__Short problem__
Locate the line containing "Enumerate this screenshot's" in the entries below, then retype it and every later line exactly, leaving out pictures.

__Records for the exercise__
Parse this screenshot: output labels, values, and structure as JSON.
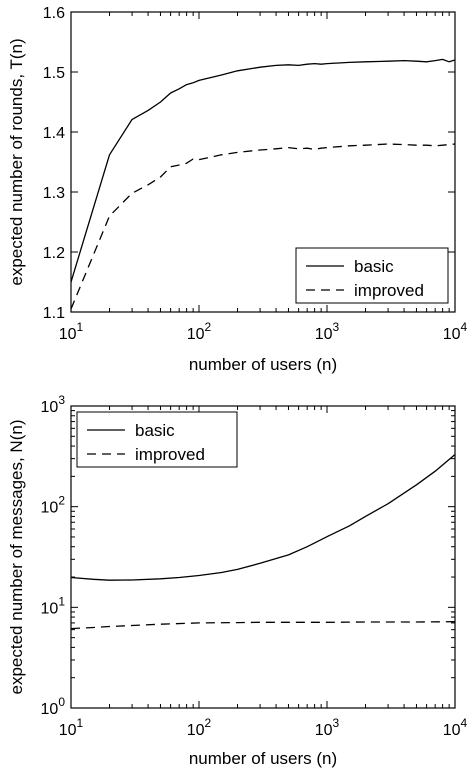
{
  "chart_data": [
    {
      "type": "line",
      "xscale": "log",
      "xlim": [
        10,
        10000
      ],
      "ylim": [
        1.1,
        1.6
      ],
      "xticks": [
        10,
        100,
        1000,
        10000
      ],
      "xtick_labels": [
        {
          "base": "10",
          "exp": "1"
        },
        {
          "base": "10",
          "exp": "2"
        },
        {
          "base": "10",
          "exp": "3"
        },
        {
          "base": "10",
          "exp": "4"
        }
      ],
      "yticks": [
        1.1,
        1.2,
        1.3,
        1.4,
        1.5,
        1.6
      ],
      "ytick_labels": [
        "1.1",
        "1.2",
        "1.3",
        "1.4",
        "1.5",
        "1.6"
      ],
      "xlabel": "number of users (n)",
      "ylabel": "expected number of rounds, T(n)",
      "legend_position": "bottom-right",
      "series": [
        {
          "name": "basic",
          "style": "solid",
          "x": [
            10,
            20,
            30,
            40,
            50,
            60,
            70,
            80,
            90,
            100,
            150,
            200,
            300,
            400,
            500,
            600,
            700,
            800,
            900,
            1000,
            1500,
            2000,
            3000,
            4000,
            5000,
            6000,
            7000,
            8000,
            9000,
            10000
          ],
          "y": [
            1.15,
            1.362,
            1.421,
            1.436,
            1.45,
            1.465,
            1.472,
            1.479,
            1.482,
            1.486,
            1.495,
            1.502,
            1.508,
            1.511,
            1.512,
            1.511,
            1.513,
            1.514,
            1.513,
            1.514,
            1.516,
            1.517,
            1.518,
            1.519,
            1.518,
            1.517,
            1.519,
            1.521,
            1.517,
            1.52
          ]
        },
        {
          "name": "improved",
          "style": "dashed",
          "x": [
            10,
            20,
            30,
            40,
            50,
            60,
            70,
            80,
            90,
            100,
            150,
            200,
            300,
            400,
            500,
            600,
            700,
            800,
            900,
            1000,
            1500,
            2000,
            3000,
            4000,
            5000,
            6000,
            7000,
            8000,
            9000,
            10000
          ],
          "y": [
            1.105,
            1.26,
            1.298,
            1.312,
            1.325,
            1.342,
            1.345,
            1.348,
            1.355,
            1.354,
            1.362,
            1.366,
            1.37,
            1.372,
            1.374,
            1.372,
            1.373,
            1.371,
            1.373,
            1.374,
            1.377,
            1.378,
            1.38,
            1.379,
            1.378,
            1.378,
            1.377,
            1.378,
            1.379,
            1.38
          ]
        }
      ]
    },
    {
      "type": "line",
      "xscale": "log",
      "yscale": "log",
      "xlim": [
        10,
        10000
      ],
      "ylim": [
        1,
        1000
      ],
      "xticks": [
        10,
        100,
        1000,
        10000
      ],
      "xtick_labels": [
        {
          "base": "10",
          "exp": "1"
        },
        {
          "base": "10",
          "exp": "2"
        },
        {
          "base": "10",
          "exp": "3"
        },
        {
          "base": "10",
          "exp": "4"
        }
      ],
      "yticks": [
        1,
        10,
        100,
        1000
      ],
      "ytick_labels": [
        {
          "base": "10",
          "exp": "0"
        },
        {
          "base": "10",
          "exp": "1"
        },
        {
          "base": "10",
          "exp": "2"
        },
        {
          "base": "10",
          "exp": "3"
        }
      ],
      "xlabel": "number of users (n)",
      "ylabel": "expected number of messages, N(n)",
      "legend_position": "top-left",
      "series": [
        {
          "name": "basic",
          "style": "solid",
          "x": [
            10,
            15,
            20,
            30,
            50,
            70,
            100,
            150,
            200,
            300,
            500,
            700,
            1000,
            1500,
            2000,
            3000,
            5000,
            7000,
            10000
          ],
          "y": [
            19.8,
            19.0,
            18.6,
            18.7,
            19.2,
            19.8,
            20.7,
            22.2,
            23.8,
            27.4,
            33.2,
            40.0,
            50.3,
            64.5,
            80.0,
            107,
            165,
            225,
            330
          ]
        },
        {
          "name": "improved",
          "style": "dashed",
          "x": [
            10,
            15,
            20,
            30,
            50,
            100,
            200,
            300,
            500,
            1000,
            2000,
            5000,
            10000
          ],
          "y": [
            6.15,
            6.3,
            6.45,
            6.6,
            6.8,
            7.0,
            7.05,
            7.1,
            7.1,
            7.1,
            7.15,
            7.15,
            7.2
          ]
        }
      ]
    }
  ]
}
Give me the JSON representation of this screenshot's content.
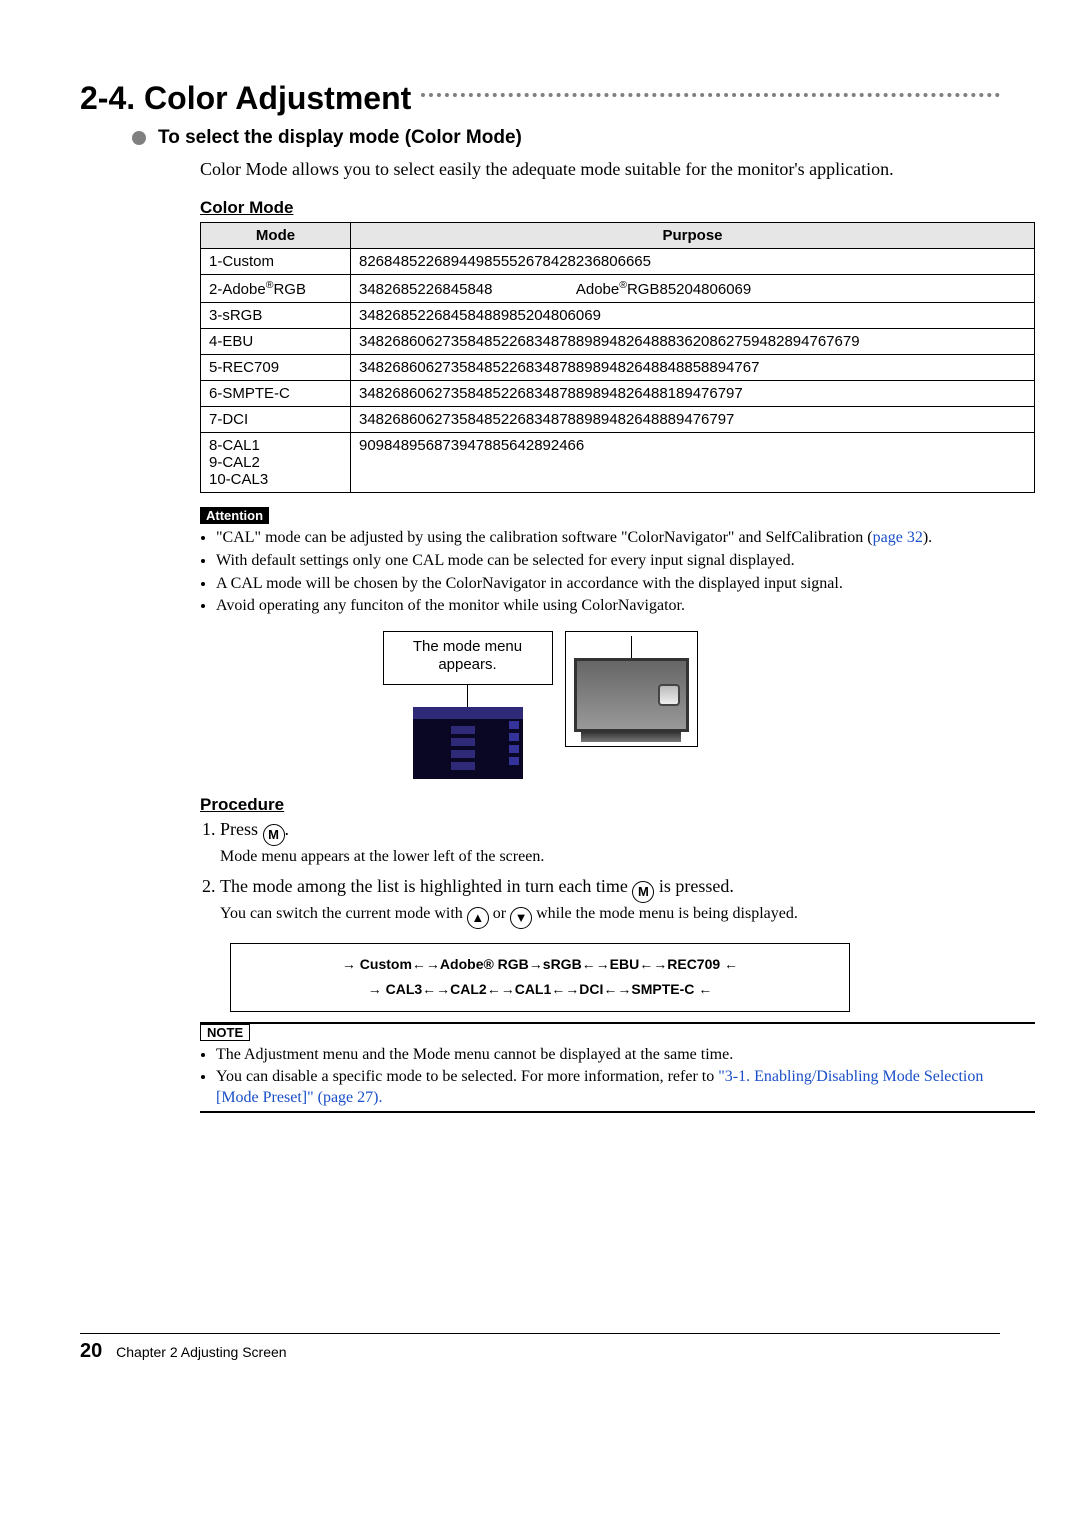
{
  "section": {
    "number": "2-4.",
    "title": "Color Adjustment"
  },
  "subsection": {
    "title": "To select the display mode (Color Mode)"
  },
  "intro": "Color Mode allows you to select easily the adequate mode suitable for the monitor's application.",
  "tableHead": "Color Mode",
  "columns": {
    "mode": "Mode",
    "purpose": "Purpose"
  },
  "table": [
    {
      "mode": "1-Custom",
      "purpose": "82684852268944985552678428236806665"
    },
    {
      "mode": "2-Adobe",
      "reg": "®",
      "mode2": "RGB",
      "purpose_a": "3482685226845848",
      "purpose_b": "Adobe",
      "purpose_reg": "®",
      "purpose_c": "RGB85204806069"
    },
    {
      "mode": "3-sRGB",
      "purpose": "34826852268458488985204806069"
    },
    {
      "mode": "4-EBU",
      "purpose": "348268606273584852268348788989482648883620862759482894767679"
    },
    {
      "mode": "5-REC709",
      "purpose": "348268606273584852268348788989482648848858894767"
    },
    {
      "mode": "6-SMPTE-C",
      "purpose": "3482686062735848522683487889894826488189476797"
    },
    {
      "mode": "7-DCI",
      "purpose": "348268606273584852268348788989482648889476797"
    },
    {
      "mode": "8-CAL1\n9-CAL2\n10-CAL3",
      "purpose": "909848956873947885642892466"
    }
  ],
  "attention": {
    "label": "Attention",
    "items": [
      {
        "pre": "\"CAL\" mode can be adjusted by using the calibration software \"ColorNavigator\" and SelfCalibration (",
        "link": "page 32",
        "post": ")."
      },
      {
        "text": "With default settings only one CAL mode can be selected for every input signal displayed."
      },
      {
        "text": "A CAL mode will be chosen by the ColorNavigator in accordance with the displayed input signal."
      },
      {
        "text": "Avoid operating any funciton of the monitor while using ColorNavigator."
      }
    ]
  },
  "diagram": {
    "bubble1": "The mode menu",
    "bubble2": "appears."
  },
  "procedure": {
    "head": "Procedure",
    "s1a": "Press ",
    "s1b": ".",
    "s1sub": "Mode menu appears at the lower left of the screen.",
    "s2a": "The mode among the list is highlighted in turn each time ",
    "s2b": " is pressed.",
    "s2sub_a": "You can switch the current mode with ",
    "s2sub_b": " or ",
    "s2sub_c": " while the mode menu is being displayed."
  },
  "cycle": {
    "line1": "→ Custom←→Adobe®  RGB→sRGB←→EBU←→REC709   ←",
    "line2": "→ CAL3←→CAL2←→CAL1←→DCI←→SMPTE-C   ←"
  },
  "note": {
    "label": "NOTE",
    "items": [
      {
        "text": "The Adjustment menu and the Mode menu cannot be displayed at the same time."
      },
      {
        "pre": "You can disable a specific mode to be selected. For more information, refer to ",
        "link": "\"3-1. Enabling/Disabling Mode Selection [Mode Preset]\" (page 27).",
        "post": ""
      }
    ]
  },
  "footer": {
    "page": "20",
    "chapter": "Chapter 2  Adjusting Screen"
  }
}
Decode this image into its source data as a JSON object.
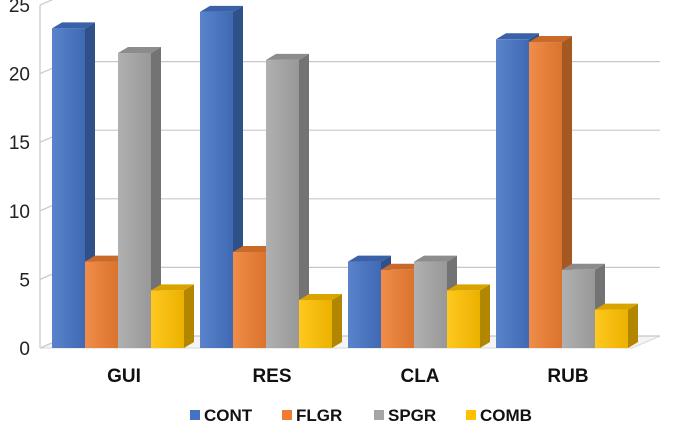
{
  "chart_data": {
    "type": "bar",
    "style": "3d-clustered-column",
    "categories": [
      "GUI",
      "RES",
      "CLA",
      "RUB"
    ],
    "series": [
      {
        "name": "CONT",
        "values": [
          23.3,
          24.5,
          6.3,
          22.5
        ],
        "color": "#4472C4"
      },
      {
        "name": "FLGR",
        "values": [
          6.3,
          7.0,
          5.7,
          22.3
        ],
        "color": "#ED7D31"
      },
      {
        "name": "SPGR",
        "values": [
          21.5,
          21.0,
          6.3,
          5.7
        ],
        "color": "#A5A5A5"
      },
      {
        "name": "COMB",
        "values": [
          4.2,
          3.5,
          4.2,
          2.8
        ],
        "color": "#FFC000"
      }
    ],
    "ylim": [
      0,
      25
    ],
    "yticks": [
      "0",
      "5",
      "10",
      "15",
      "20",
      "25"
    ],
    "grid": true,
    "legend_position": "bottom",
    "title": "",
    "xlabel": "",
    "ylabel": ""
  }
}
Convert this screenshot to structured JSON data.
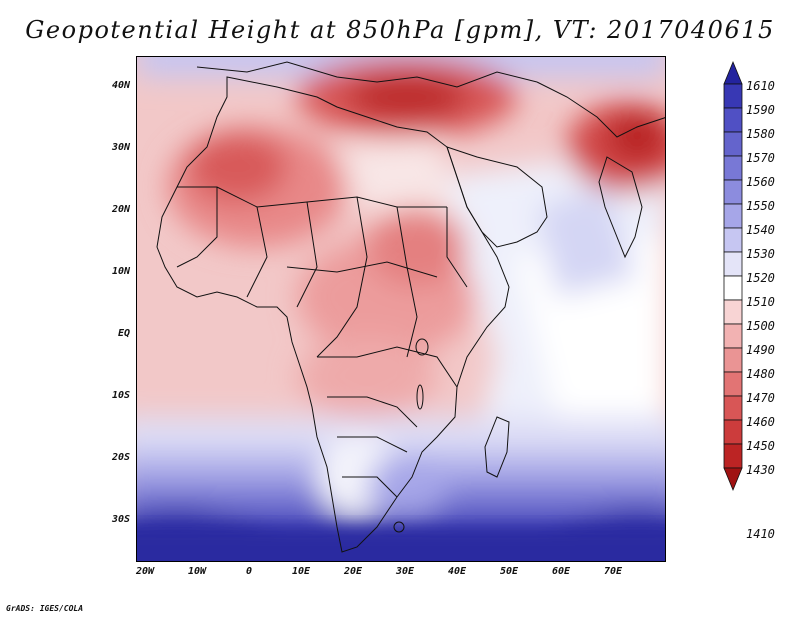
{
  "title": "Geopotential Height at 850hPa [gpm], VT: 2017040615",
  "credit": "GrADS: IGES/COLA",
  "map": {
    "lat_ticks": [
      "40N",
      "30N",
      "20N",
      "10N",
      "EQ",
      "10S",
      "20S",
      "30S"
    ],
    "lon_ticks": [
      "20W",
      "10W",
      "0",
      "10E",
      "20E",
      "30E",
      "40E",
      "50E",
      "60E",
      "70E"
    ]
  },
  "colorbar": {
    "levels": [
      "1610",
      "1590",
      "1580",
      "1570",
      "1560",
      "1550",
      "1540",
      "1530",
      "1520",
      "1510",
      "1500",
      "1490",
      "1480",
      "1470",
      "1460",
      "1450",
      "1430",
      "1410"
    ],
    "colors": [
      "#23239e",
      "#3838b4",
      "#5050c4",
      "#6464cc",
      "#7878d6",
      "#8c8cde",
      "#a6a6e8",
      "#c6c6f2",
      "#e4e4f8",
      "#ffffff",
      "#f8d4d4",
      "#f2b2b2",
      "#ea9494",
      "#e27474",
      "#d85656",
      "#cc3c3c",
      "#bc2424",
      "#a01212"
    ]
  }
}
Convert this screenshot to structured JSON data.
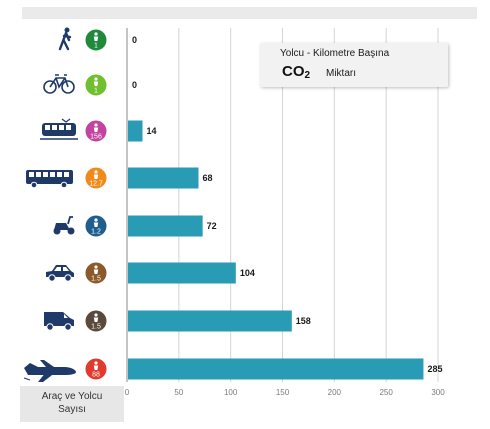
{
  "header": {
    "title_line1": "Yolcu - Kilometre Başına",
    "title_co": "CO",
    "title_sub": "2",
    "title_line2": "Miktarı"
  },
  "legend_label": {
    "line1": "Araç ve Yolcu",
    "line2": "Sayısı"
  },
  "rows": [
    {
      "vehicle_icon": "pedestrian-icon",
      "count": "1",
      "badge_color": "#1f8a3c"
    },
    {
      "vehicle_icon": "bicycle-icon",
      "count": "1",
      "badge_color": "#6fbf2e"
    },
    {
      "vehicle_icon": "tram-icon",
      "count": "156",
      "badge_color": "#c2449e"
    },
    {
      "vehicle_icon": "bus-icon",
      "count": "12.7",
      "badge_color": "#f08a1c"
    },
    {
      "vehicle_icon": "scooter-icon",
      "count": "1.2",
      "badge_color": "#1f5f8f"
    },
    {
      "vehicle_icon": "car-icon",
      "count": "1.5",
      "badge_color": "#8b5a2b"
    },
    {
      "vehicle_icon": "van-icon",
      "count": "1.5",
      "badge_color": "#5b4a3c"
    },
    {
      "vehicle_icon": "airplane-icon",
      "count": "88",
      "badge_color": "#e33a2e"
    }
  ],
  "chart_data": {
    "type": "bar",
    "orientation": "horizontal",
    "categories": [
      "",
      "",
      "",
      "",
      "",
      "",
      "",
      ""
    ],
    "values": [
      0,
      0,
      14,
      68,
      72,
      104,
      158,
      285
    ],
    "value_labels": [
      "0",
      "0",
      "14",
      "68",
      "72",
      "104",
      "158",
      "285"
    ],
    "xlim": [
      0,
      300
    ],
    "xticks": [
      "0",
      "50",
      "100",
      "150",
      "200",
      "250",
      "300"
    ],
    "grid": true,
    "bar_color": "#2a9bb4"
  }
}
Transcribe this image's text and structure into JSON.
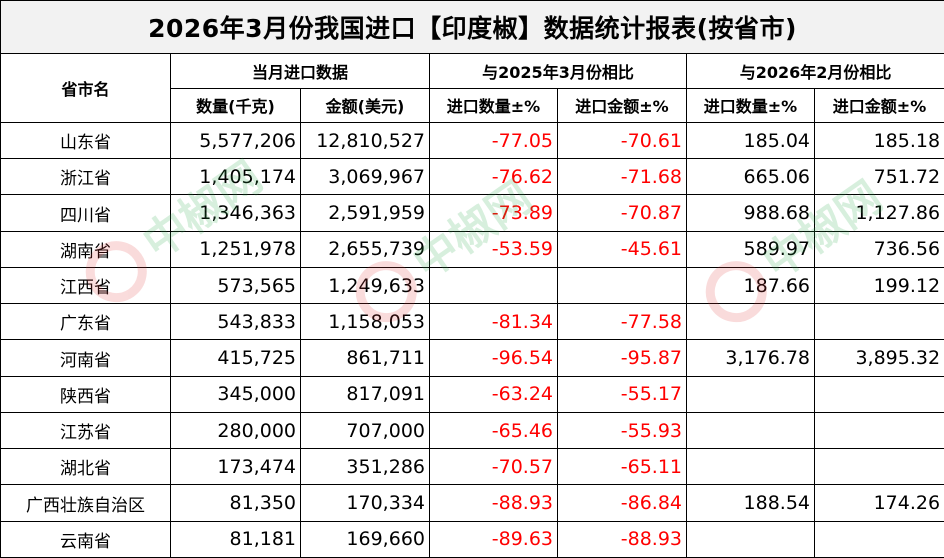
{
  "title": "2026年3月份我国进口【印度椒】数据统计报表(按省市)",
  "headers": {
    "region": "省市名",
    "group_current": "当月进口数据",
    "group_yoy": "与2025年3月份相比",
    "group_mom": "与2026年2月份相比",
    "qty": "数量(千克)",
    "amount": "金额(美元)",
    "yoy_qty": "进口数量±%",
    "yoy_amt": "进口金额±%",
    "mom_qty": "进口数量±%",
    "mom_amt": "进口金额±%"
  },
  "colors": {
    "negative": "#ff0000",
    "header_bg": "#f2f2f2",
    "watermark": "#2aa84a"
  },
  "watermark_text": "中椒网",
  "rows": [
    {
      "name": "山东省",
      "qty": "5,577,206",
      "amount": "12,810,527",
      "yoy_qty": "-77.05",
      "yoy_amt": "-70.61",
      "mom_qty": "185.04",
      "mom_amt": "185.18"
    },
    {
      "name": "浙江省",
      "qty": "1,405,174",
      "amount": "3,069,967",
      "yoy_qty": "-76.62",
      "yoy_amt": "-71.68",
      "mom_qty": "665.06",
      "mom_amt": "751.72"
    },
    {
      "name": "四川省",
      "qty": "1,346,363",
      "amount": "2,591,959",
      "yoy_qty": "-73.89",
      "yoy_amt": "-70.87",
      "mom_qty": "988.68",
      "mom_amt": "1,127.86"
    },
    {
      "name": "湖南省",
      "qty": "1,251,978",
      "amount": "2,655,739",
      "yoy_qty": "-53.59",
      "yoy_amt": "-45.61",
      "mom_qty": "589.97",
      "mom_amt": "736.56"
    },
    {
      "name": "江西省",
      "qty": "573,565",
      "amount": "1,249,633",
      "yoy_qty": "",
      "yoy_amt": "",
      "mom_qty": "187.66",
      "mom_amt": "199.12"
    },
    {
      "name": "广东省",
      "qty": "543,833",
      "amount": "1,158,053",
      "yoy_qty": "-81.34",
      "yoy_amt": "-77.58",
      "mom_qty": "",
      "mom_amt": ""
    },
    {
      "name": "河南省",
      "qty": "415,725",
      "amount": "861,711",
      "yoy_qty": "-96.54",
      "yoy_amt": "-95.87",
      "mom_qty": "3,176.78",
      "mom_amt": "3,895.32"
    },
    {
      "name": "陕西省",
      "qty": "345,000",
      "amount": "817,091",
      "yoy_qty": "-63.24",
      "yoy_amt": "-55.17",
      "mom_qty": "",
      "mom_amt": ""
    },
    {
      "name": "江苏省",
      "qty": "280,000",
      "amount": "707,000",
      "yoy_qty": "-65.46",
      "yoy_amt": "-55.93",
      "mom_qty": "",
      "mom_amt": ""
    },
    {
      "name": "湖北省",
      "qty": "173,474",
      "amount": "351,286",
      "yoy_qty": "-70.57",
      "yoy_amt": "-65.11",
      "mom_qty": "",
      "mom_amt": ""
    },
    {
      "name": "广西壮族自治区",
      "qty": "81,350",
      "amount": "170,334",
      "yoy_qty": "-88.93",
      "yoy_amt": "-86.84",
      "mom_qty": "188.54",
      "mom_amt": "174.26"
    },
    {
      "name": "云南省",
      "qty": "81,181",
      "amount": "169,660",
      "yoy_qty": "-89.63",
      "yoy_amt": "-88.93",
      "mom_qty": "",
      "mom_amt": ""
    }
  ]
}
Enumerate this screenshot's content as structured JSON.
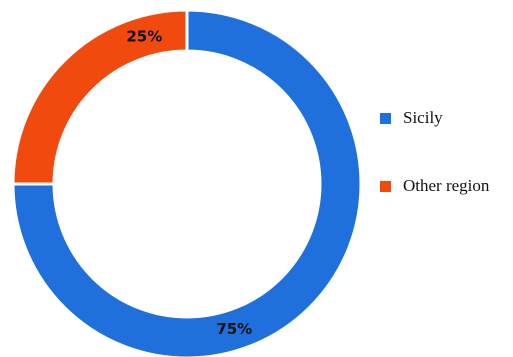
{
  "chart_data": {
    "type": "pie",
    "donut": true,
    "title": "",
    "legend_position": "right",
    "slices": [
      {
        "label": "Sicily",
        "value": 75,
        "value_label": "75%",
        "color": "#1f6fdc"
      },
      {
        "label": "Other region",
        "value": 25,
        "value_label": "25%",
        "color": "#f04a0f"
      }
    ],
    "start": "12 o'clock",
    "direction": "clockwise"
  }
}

__Task response__
Enumerate this screenshot's content as structured JSON.
{
  "chart_data": {
    "type": "pie",
    "donut": true,
    "title": "",
    "legend_position": "right",
    "slices": [
      {
        "label": "Sicily",
        "value": 75,
        "value_label": "75%",
        "color": "#1f6fdc"
      },
      {
        "label": "Other region",
        "value": 25,
        "value_label": "25%",
        "color": "#f04a0f"
      }
    ],
    "start": "12 o'clock",
    "direction": "clockwise"
  }
}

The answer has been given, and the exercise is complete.